%%
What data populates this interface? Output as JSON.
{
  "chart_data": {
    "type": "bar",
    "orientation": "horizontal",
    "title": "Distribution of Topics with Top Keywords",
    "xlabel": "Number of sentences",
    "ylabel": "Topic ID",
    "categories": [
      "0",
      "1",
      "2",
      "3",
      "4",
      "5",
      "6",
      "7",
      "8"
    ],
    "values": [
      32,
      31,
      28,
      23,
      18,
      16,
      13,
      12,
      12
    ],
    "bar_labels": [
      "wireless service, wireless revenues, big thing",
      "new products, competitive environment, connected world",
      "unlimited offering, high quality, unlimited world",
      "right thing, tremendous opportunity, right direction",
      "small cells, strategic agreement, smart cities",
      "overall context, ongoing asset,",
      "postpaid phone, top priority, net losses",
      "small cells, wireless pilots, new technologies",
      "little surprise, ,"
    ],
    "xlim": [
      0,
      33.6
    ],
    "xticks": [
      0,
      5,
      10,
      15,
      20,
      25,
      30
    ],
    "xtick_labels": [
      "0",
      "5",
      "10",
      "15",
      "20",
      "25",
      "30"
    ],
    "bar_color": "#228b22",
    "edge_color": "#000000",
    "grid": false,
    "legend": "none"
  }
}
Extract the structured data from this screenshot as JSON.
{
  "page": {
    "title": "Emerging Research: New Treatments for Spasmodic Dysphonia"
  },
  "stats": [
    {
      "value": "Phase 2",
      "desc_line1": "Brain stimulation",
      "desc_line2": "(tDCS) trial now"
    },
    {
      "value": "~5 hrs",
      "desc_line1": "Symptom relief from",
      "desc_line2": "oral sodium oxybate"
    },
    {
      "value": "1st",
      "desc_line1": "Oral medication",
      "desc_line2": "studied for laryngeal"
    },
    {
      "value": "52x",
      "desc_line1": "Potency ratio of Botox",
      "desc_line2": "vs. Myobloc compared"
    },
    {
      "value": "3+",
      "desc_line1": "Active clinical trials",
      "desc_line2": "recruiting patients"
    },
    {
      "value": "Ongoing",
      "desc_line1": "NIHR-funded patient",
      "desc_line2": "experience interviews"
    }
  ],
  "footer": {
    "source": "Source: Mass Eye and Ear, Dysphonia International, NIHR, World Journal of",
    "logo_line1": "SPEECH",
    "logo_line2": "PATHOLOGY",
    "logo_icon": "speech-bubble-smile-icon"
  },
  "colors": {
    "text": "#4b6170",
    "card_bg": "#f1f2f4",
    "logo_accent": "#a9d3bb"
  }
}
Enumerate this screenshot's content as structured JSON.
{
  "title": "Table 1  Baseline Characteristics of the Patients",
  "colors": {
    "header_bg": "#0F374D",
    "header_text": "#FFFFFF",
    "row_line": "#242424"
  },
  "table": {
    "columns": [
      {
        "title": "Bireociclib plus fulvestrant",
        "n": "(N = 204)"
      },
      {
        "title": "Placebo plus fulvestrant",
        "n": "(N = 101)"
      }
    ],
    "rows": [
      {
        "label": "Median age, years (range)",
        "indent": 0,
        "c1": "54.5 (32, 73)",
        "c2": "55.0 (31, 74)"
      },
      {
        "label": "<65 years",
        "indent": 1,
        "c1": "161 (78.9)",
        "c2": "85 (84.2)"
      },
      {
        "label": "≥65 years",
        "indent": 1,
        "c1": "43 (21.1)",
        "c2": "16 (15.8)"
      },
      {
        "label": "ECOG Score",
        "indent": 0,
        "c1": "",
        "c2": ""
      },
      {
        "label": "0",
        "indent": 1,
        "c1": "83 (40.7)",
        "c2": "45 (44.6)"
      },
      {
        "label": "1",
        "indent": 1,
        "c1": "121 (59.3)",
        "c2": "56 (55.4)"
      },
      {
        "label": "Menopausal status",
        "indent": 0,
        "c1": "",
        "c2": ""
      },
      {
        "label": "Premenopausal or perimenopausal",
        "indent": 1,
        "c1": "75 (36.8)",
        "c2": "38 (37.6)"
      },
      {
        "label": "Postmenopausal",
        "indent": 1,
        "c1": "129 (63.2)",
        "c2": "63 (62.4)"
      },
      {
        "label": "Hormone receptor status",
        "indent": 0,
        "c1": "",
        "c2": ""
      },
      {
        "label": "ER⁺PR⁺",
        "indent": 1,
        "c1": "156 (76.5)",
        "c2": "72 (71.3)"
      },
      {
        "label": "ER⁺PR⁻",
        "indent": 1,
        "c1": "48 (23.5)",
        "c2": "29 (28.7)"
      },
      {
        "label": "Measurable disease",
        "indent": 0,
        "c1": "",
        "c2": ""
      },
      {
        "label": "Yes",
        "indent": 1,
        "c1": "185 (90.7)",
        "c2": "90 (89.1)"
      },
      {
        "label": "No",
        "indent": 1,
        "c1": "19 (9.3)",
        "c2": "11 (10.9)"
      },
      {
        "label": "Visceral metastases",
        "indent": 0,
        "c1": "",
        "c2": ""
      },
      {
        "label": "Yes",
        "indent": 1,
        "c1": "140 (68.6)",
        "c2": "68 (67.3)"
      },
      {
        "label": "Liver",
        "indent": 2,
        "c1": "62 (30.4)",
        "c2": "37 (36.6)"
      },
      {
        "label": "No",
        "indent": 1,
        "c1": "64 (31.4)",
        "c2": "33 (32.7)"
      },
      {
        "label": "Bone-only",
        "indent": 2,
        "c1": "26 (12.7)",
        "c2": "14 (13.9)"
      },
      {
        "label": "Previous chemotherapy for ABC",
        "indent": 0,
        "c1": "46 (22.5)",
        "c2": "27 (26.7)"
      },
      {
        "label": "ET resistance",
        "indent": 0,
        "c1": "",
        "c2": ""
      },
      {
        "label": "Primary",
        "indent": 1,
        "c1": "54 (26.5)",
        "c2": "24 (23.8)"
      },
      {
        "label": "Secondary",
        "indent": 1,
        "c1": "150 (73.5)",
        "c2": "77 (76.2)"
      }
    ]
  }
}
%%
What is being asked: Wherever the string "cells" occurs in the records above, copy that line.

Reply to the task:
      "small cells, strategic agreement, smart cities",
      "small cells, wireless pilots, new technologies",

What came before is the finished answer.